(STATED GOAL)
For this exercise, copy out each line of the material below that includes "Inventory".

Stored entries
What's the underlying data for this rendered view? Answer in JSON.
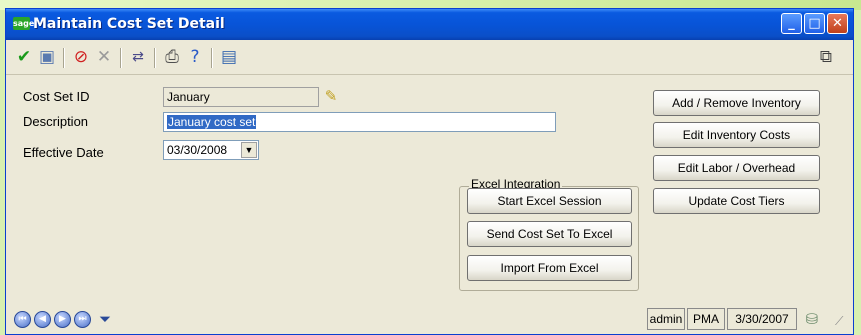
{
  "window": {
    "title": "Maintain Cost Set Detail",
    "logo": "sage",
    "controls": [
      "minimize",
      "maximize",
      "close"
    ]
  },
  "toolbar": {
    "icons": [
      "checkmark-icon",
      "save-icon",
      "stop-icon",
      "delete-x-icon",
      "find-replace-icon",
      "print-icon",
      "help-icon",
      "properties-icon",
      "screen-icon"
    ]
  },
  "form": {
    "cost_set_id_label": "Cost Set ID",
    "cost_set_id_value": "January",
    "description_label": "Description",
    "description_value": "January cost set",
    "effective_date_label": "Effective Date",
    "effective_date_value": "03/30/2008"
  },
  "excel": {
    "title": "Excel Integration",
    "start": "Start Excel Session",
    "send": "Send Cost Set To Excel",
    "import": "Import From Excel"
  },
  "actions": {
    "add_remove": "Add / Remove Inventory",
    "edit_inventory": "Edit Inventory Costs",
    "edit_labor": "Edit Labor / Overhead",
    "update_tiers": "Update Cost Tiers"
  },
  "status": {
    "user": "admin",
    "company": "PMA",
    "date": "3/30/2007"
  },
  "colors": {
    "title_bar": "#0854d8",
    "selection": "#316ac5",
    "background": "#ece9d8"
  }
}
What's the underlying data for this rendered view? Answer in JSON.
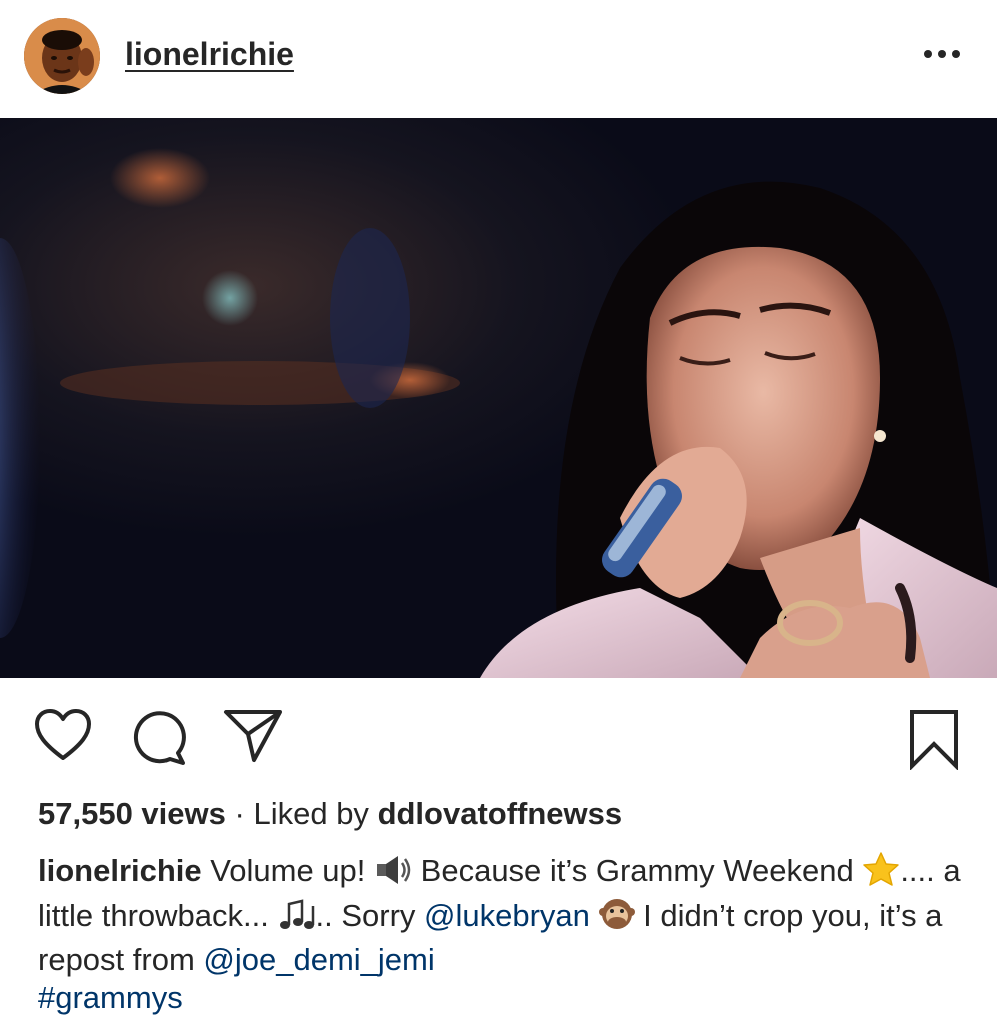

(RESULT BELOW)
    "add_remove": "Add / Remove Inventory",
    "edit_inventory": "Edit Inventory Costs",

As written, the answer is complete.